- EXERCISE INSTRUCTIONS:
State only the number of lines that include "this".

▬▬▬▬▬▬▬▬▬▬

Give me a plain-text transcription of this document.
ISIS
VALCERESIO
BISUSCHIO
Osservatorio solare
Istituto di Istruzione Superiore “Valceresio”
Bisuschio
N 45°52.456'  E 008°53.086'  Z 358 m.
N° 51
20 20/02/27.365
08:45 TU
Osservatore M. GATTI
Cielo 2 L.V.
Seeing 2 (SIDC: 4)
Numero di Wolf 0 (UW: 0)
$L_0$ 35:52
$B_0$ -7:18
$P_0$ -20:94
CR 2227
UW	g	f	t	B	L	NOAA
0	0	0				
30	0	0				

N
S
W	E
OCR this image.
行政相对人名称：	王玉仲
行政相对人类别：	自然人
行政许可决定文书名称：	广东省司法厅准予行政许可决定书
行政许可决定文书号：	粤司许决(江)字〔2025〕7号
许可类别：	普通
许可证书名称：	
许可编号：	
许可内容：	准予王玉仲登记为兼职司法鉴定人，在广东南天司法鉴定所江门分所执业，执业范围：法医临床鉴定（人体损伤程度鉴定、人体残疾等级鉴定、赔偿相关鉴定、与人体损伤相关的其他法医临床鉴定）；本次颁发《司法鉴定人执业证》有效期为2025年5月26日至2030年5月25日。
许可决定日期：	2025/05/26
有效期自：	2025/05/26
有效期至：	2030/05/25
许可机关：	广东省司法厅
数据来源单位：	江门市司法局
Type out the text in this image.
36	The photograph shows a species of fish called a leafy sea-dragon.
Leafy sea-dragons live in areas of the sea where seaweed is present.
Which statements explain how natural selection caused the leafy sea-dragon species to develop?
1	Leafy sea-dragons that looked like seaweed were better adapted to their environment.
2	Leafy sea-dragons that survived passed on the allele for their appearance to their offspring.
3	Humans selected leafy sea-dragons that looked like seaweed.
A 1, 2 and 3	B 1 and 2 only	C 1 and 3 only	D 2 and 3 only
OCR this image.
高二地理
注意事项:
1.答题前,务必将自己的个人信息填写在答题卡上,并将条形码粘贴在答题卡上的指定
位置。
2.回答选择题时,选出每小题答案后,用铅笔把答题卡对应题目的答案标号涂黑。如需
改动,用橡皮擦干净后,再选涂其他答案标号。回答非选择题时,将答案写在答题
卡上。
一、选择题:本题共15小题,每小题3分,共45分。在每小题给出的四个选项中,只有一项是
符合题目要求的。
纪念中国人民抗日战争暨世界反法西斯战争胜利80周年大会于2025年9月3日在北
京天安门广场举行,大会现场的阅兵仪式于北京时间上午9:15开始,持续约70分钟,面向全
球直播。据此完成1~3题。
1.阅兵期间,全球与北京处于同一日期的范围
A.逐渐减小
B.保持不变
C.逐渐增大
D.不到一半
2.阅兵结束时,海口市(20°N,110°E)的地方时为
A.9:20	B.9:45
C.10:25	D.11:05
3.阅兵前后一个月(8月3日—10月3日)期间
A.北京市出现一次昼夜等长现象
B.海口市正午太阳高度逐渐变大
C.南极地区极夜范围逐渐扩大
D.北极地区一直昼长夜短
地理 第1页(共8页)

▬▬▬▬▬▬▬▬▬▬

- FINISHED EXERCISE:
4